## DIRECTIVE
From the listing below, tally the lines that include "style". Return only the total.

— start STORED RECORDS —

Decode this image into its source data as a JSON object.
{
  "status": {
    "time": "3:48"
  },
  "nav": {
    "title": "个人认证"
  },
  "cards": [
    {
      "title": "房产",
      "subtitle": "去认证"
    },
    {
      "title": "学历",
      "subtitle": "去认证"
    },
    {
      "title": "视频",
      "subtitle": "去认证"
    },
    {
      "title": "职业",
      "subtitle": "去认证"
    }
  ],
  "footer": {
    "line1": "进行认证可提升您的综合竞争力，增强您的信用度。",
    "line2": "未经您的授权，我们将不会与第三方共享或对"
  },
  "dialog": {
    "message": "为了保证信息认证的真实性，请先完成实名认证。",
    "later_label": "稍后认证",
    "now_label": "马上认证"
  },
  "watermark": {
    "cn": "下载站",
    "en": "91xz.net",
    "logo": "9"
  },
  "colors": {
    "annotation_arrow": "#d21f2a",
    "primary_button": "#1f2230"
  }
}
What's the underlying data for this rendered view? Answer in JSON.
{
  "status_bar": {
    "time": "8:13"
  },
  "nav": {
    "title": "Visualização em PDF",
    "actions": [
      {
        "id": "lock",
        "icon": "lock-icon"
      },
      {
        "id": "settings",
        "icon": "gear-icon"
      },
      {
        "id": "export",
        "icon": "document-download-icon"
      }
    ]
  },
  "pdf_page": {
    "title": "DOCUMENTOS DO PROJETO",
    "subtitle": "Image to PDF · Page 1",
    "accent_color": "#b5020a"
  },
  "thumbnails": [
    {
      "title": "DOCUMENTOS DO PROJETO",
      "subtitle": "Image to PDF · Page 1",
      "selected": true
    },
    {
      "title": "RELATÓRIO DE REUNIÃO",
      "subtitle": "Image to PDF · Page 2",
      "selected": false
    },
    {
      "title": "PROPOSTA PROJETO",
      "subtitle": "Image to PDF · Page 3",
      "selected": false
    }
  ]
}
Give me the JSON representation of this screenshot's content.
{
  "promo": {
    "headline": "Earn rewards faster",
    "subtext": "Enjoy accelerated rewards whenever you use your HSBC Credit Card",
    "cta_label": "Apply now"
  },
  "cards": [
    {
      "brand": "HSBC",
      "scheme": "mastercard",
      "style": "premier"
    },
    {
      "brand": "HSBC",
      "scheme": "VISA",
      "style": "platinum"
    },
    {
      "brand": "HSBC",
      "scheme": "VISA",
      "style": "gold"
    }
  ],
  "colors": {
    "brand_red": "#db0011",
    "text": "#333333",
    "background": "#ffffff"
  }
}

— end STORED RECORDS —

## SOLUTION
3